— begin —
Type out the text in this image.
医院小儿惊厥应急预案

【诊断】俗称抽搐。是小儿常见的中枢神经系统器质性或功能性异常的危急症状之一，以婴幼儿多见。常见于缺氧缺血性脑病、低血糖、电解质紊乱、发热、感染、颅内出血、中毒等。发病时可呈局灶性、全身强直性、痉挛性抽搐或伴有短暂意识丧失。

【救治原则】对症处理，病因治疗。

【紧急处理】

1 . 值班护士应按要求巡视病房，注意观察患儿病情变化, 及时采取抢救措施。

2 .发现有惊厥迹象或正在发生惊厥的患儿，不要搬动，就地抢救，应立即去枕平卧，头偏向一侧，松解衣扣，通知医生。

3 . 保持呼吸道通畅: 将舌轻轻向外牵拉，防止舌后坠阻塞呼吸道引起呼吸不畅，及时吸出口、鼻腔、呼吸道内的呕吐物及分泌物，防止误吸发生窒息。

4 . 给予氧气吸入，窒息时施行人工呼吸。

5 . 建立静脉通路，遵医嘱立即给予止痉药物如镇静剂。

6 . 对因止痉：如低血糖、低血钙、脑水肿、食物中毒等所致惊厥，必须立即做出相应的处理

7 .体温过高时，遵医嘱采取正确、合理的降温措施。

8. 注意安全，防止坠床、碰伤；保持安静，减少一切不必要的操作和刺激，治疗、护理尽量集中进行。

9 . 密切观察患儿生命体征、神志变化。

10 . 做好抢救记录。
— end —
— begin —
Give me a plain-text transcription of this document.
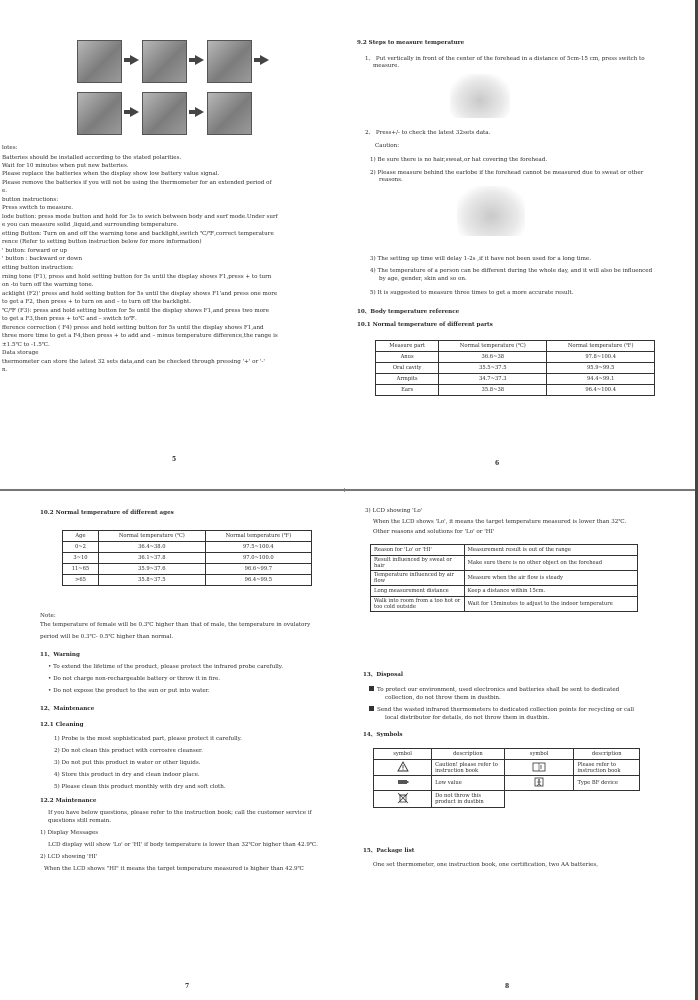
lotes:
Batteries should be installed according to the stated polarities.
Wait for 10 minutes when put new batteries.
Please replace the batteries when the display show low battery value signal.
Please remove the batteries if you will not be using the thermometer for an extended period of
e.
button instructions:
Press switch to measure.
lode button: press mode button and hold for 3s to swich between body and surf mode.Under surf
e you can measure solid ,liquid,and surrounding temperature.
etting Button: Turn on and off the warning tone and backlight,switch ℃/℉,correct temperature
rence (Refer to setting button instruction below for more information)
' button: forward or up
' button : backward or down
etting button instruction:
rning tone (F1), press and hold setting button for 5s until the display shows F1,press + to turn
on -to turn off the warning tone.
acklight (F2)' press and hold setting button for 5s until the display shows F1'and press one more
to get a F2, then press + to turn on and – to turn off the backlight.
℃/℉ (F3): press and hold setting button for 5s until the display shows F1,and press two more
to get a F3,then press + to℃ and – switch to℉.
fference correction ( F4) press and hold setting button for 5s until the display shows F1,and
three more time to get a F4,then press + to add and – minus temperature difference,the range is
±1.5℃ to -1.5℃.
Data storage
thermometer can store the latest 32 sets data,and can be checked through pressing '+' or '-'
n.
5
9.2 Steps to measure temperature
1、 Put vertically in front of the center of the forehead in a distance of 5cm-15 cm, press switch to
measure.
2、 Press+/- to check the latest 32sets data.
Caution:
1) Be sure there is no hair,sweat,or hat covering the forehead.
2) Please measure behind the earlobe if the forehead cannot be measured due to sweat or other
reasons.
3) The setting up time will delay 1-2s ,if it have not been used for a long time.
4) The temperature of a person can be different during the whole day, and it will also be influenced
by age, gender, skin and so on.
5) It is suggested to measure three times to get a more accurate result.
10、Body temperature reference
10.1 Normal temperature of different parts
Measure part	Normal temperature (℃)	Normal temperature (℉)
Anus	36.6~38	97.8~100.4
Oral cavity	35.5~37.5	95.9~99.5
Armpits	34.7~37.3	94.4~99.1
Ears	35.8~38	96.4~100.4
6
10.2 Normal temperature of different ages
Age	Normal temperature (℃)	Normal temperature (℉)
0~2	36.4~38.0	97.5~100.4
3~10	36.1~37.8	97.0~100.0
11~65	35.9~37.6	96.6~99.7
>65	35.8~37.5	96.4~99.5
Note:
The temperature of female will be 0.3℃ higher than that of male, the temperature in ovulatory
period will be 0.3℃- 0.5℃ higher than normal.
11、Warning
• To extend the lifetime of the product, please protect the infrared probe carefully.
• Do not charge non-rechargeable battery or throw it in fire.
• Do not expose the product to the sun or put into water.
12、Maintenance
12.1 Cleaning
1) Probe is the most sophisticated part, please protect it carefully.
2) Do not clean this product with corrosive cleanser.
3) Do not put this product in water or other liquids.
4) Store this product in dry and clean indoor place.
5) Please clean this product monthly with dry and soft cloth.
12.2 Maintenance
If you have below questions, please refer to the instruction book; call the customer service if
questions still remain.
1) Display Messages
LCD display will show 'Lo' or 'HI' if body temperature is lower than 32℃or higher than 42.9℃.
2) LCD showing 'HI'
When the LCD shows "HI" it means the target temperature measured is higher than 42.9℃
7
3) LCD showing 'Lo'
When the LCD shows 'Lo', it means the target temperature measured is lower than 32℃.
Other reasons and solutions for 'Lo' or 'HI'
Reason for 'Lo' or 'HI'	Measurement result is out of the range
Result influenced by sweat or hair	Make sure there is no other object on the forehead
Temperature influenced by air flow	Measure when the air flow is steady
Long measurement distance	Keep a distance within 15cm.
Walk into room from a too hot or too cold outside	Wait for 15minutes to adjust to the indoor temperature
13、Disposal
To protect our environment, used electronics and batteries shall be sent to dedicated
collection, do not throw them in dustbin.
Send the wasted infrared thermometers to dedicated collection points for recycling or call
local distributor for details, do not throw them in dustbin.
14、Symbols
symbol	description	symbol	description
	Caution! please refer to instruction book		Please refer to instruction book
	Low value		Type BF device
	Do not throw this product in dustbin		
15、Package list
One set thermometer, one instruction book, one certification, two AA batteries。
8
— end —
— begin —
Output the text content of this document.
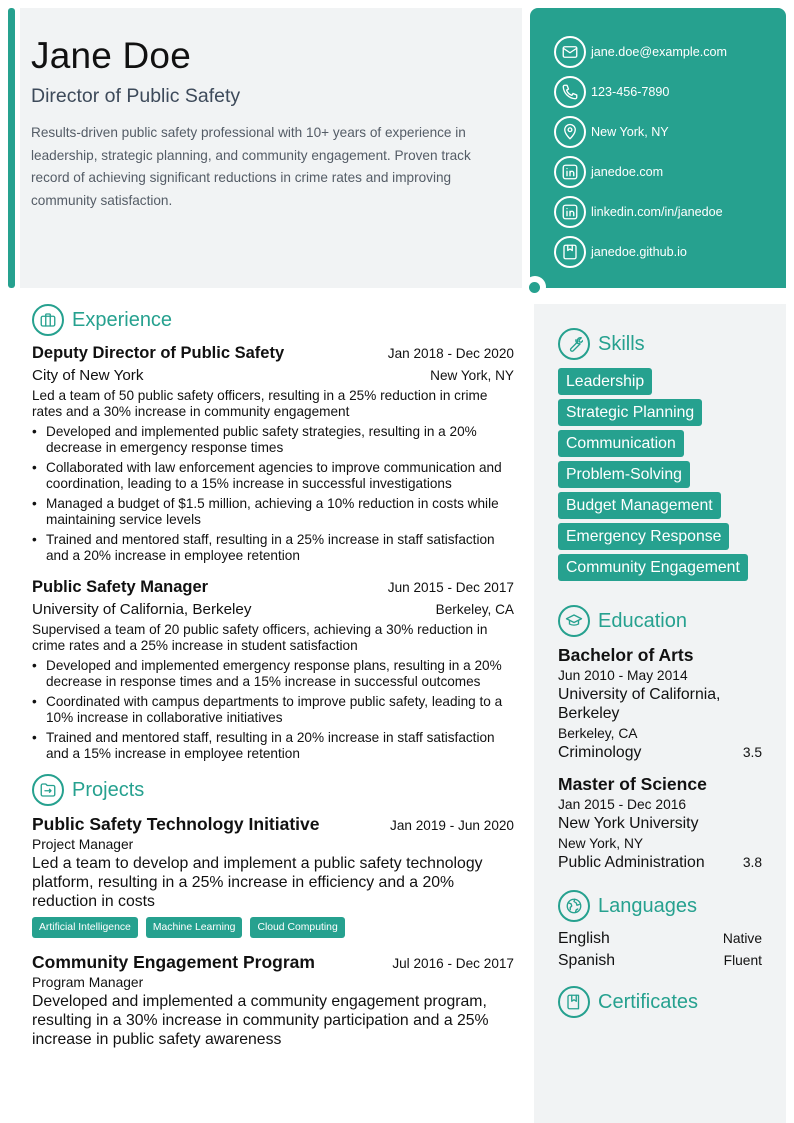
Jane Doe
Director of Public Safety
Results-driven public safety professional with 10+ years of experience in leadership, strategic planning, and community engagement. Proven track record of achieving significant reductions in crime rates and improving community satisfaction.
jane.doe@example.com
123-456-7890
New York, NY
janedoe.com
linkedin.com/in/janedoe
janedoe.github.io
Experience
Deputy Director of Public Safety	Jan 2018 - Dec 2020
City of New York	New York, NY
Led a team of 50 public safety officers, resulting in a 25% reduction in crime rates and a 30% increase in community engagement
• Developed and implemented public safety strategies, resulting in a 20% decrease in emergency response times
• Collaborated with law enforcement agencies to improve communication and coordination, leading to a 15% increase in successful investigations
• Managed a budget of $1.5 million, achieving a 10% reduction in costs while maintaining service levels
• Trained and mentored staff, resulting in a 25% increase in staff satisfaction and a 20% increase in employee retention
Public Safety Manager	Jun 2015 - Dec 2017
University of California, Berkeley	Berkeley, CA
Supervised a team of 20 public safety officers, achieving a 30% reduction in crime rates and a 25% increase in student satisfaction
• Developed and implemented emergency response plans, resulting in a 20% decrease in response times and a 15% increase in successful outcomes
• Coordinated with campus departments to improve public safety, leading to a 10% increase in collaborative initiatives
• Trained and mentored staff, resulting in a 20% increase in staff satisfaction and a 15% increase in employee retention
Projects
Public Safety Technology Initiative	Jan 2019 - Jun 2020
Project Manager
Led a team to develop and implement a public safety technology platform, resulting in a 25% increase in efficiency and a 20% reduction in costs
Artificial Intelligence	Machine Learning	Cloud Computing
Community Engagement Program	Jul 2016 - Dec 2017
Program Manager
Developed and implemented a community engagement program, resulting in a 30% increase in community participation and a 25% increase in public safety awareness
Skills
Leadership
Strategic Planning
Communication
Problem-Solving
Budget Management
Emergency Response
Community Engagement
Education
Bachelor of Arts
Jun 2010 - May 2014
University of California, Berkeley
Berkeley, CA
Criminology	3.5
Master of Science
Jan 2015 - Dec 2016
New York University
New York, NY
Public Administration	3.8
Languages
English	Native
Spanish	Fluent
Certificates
— end —
Set exercise: Copy each line of the data that contains the word "janedoe".

Full output:
janedoe.com
linkedin.com/in/janedoe
janedoe.github.io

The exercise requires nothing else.